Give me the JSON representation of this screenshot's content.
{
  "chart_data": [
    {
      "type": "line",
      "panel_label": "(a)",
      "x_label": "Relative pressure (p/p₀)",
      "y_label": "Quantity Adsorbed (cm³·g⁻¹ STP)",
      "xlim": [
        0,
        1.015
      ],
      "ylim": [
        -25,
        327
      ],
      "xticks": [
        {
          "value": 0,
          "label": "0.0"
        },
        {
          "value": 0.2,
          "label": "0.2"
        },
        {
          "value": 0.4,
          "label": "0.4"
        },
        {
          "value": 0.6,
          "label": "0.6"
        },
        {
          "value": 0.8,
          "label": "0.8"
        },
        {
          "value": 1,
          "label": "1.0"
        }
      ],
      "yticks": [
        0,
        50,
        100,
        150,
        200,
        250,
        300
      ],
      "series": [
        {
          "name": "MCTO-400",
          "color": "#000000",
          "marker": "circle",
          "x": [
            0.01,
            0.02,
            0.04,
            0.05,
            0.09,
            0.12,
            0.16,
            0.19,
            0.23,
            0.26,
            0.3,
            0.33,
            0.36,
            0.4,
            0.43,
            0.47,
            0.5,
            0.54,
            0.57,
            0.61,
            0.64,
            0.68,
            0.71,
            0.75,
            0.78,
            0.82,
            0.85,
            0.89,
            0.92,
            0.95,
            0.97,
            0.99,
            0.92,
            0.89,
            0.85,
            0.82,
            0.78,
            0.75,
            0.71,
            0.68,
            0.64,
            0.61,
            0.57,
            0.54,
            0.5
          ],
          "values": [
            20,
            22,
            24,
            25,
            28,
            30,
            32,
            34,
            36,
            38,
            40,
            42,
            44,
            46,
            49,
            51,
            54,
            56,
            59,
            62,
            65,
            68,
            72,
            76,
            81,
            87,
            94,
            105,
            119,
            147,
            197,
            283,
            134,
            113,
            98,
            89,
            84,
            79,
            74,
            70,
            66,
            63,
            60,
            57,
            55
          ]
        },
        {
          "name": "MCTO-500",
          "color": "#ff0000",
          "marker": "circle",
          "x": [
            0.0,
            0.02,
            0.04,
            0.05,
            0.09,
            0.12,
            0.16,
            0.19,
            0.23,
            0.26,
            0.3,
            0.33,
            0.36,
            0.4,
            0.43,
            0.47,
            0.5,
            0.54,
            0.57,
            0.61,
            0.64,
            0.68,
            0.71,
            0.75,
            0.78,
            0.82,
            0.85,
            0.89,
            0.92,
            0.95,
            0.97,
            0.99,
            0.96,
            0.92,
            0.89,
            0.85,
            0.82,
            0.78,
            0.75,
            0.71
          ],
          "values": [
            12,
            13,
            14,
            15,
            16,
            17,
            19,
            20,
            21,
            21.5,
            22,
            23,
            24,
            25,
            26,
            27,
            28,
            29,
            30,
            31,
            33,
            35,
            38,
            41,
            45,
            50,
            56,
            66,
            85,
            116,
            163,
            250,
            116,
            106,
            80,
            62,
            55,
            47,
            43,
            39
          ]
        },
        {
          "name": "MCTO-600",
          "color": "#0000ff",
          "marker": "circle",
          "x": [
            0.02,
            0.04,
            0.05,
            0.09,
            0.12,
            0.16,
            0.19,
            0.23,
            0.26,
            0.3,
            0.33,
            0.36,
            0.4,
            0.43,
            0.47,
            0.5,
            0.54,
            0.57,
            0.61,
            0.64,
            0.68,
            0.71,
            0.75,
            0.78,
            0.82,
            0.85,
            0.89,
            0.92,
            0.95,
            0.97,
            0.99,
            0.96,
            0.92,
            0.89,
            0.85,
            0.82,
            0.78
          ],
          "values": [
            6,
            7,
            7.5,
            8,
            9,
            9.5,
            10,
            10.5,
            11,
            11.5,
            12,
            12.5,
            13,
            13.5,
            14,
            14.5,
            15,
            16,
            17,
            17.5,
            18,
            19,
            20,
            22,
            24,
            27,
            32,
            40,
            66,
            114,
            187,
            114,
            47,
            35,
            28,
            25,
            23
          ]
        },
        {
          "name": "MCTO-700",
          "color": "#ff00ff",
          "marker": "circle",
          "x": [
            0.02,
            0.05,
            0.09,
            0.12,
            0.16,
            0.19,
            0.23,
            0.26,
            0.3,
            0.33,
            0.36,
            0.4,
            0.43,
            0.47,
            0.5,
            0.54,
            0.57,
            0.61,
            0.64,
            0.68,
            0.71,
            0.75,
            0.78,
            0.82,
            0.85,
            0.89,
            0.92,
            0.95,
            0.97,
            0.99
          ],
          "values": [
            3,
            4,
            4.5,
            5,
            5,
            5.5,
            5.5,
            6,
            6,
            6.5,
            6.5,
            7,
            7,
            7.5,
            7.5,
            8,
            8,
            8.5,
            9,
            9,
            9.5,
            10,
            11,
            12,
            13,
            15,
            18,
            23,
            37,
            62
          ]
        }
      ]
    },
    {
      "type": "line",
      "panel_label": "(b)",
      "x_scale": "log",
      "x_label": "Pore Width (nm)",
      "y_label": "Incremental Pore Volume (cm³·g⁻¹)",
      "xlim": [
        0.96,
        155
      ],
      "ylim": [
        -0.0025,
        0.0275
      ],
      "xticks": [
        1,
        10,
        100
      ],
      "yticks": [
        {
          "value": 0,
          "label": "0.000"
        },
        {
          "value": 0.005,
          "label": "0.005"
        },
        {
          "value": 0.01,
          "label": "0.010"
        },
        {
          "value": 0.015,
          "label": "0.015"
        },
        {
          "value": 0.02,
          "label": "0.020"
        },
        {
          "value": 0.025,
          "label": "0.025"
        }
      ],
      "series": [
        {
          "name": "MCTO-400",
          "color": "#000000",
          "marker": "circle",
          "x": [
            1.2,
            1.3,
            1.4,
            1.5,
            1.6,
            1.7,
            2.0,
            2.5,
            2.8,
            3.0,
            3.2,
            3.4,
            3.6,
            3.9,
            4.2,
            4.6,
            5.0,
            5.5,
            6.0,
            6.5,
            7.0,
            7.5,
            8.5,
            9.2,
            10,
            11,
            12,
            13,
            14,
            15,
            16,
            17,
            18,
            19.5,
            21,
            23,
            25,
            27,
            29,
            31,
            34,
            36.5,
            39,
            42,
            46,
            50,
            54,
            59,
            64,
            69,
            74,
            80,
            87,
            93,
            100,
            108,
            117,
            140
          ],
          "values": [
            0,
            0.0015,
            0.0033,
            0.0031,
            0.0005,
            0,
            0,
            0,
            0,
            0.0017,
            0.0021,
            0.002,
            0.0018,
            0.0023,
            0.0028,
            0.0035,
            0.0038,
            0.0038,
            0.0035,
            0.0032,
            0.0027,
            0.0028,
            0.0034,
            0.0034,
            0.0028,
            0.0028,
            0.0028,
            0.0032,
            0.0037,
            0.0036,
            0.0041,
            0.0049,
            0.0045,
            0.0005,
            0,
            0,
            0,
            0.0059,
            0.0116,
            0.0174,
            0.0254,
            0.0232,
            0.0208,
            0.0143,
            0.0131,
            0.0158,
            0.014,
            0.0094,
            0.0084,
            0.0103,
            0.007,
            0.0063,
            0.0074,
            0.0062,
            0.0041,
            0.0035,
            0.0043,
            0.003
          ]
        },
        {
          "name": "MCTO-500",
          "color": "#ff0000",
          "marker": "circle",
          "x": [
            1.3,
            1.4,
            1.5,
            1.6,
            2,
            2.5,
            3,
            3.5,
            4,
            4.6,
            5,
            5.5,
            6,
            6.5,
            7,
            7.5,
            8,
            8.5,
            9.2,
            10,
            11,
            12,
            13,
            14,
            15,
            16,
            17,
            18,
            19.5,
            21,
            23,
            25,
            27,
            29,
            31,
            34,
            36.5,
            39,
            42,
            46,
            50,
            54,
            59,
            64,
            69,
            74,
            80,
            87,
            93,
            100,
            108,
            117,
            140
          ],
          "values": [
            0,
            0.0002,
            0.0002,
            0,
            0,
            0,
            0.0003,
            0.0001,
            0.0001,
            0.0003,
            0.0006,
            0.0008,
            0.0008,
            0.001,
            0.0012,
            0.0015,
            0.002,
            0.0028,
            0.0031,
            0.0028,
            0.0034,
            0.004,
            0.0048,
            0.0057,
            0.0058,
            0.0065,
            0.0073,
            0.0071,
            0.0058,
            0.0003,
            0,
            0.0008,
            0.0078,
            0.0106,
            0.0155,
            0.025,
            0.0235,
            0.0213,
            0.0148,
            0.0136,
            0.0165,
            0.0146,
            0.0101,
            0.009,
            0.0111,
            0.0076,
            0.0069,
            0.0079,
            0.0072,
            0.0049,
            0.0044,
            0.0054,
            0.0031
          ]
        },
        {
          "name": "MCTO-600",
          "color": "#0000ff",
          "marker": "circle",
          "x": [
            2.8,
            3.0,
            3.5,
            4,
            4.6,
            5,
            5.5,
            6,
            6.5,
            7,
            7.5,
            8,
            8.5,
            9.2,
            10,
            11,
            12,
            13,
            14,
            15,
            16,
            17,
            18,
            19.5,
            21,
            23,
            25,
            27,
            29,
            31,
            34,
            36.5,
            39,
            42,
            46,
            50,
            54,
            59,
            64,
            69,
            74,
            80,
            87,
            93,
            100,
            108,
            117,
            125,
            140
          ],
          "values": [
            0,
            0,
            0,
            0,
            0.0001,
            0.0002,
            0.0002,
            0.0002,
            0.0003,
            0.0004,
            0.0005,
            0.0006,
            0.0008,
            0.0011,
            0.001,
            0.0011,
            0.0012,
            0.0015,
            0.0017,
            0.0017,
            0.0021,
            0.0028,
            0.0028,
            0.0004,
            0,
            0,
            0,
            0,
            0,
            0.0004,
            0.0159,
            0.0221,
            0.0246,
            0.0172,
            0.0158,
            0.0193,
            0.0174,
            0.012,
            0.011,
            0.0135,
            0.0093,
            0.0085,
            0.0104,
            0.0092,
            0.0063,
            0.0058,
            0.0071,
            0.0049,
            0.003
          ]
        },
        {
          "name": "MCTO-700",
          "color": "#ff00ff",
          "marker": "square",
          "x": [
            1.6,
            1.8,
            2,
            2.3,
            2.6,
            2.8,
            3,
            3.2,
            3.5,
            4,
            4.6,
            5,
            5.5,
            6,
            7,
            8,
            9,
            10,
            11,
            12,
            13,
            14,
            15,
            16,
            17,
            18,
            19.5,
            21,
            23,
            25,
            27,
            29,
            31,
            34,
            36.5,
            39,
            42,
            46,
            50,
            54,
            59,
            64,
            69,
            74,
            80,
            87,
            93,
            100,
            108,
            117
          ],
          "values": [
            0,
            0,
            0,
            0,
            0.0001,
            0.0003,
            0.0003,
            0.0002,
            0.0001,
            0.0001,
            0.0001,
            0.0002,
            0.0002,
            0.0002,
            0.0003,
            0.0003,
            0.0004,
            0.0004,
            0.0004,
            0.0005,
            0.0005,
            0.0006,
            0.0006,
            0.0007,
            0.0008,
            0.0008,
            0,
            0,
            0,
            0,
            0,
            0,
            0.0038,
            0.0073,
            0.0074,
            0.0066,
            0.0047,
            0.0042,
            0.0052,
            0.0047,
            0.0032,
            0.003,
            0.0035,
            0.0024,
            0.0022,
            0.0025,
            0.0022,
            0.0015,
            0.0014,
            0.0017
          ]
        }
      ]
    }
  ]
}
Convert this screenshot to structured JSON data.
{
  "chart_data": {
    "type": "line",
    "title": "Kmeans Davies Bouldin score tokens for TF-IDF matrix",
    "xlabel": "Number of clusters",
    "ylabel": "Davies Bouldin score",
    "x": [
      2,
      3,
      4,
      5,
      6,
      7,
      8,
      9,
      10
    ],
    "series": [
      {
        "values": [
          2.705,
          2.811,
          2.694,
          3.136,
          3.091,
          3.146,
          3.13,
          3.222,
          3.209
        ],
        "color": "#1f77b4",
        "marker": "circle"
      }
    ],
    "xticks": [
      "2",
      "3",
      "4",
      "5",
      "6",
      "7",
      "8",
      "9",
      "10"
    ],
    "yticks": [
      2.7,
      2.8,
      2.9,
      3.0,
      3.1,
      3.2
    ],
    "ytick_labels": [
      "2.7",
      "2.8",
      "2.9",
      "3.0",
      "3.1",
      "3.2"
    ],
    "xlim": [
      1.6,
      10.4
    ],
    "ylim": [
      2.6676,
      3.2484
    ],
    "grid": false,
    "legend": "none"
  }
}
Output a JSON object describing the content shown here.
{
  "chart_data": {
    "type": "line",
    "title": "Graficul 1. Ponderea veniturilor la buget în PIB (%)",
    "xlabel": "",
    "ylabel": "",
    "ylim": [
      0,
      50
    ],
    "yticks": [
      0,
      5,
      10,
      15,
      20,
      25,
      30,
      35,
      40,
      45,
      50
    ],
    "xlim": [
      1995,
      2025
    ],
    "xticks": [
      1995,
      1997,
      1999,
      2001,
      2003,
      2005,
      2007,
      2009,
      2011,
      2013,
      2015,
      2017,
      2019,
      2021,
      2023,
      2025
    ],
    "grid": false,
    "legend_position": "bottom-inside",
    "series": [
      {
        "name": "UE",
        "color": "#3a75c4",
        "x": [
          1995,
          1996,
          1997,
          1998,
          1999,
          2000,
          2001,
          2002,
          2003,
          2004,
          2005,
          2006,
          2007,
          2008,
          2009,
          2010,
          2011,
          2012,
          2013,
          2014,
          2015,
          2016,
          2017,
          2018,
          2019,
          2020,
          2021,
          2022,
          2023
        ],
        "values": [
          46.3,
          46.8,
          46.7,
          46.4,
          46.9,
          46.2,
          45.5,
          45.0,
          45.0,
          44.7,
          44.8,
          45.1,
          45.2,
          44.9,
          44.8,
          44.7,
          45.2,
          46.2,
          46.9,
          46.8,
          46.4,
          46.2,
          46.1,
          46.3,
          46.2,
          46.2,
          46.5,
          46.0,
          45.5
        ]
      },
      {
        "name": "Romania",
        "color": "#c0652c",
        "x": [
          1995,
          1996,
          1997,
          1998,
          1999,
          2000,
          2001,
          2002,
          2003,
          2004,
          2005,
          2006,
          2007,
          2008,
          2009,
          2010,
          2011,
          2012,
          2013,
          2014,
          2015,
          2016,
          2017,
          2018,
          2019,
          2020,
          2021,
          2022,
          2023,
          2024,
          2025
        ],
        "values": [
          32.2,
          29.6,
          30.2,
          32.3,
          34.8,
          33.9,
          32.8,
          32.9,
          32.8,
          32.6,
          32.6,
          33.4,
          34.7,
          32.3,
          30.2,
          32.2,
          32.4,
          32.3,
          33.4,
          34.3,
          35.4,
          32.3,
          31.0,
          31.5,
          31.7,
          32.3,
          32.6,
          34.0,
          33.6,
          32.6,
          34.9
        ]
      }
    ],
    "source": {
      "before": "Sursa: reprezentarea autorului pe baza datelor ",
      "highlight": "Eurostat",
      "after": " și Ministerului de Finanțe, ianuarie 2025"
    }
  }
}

----

**The request**
Establish how many lines of the records contain the string "content" and state that number without elaboration.

**Final result**
2